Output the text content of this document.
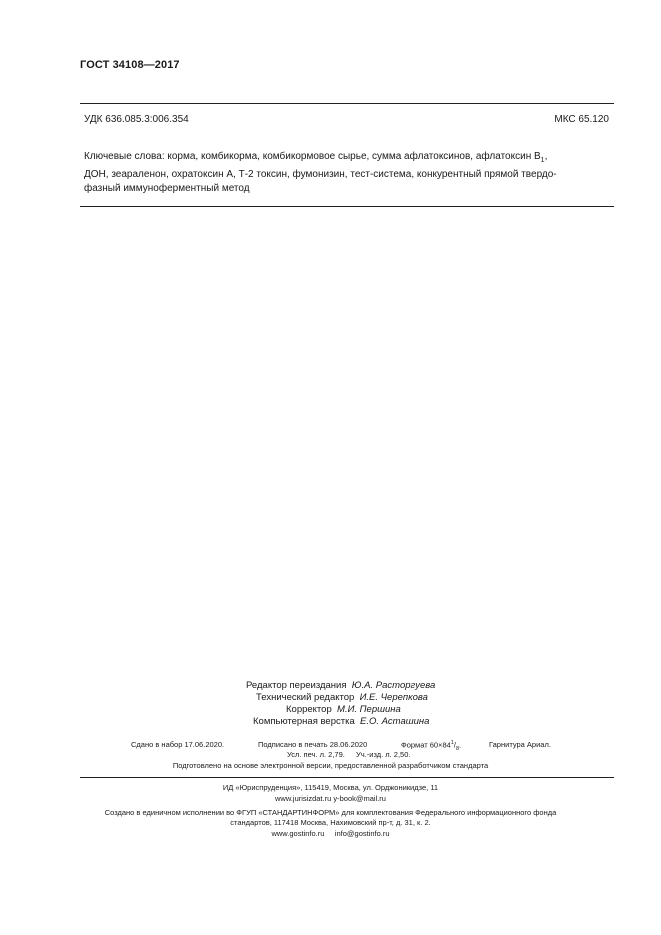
ГОСТ 34108—2017
УДК 636.085.3:006.354	МКС 65.120
Ключевые слова: корма, комбикорма, комбикормовое сырье, сумма афлатоксинов, афлатоксин $B_1$,
ДОН, зеараленон, охратоксин А, Т-2 токсин, фумонизин, тест-система, конкурентный прямой твердо-
фазный иммуноферментный метод
Редактор переиздания Ю.А. Расторгуева
Технический редактор И.Е. Черепкова
Корректор М.И. Першина
Компьютерная верстка Е.О. Асташина
Сдано в набор 17.06.2020.	Подписано в печать 28.06.2020	Формат $60\times 84^1/_8$.	Гарнитура Ариал.
Усл. печ. л. 2,79. Уч.-изд. л. 2,50.
Подготовлено на основе электронной версии, предоставленной разработчиком стандарта
ИД «Юриспруденция», 115419, Москва, ул. Орджоникидзе, 11
www.jurisizdat.ru y-book@mail.ru
Создано в единичном исполнении во ФГУП «СТАНДАРТИНФОРМ» для комплектования Федерального информационного фонда
стандартов, 117418 Москва, Нахимовский пр-т, д. 31, к. 2.
www.gostinfo.ru info@gostinfo.ru
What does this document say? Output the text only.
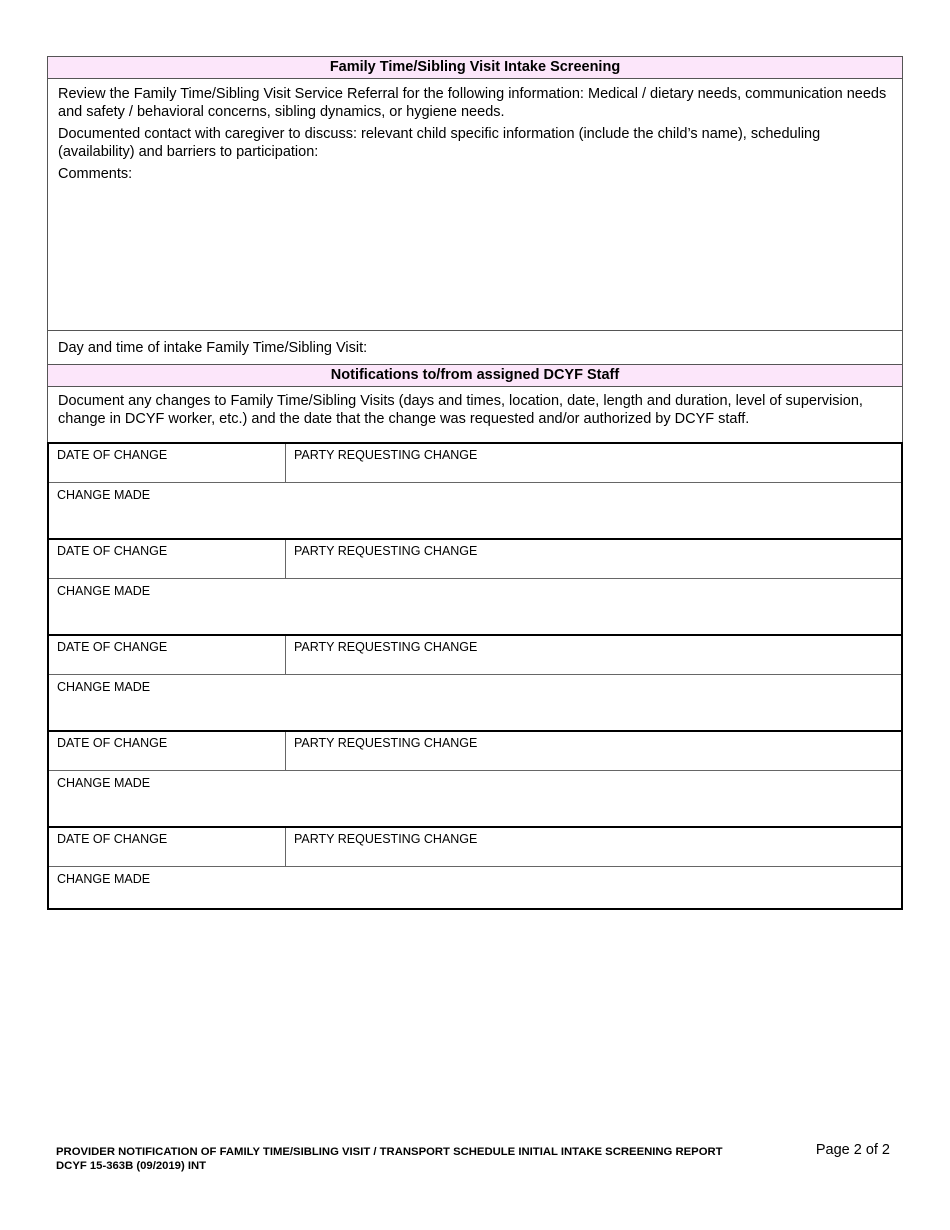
Family Time/Sibling Visit Intake Screening

Review the Family Time/Sibling Visit Service Referral for the following information: Medical / dietary needs, communication needs and safety / behavioral concerns, sibling dynamics, or hygiene needs.

Documented contact with caregiver to discuss: relevant child specific information (include the child’s name), scheduling (availability) and barriers to participation:

Comments:

Day and time of intake Family Time/Sibling Visit:
Notifications to/from assigned DCYF Staff

Document any changes to Family Time/Sibling Visits (days and times, location, date, length and duration, level of supervision, change in DCYF worker, etc.) and the date that the change was requested and/or authorized by DCYF staff.

DATE OF CHANGE	PARTY REQUESTING CHANGE
CHANGE MADE
DATE OF CHANGE	PARTY REQUESTING CHANGE
CHANGE MADE
DATE OF CHANGE	PARTY REQUESTING CHANGE
CHANGE MADE
DATE OF CHANGE	PARTY REQUESTING CHANGE
CHANGE MADE
DATE OF CHANGE	PARTY REQUESTING CHANGE
CHANGE MADE
PROVIDER NOTIFICATION OF FAMILY TIME/SIBLING VISIT / TRANSPORT SCHEDULE INITIAL INTAKE SCREENING REPORT
DCYF 15-363B (09/2019) INT
Page 2 of 2
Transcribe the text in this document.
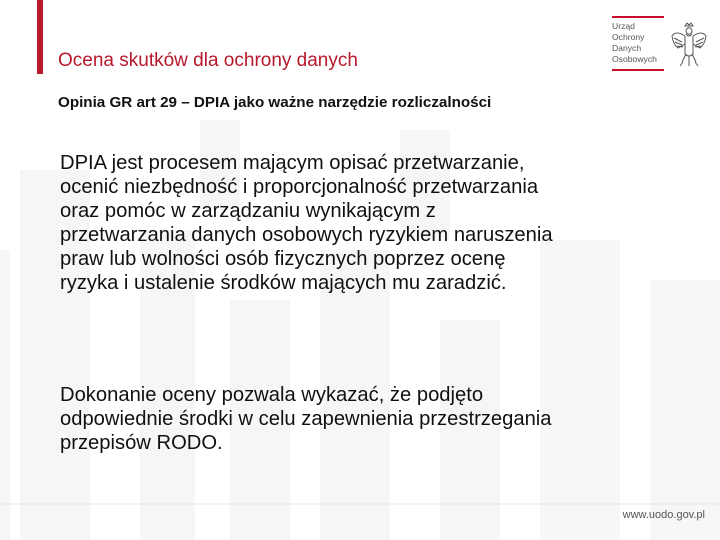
Ocena skutków dla ochrony danych
Urząd
Ochrony
Danych
Osobowych

Opinia GR art 29 – DPIA jako ważne narzędzie rozliczalności

DPIA jest procesem mającym opisać przetwarzanie,
ocenić niezbędność i proporcjonalność przetwarzania
oraz pomóc w zarządzaniu wynikającym z
przetwarzania danych osobowych ryzykiem naruszenia
praw lub wolności osób fizycznych poprzez ocenę
ryzyka i ustalenie środków mających mu zaradzić.

Dokonanie oceny pozwala wykazać, że podjęto
odpowiednie środki w celu zapewnienia przestrzegania
przepisów RODO.

www.uodo.gov.pl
__________
● **Set problem**:
Beginning at the line that contains "Transcribe the text in this document.", retype each line of the data above through the very last one. Do not retype the pictures.

● **Task result**:
Transcribe the text in this document.
Ocena skutków dla ochrony danych
Urząd
Ochrony
Danych
Osobowych

Opinia GR art 29 – DPIA jako ważne narzędzie rozliczalności

DPIA jest procesem mającym opisać przetwarzanie,
ocenić niezbędność i proporcjonalność przetwarzania
oraz pomóc w zarządzaniu wynikającym z
przetwarzania danych osobowych ryzykiem naruszenia
praw lub wolności osób fizycznych poprzez ocenę
ryzyka i ustalenie środków mających mu zaradzić.

Dokonanie oceny pozwala wykazać, że podjęto
odpowiednie środki w celu zapewnienia przestrzegania
przepisów RODO.

www.uodo.gov.pl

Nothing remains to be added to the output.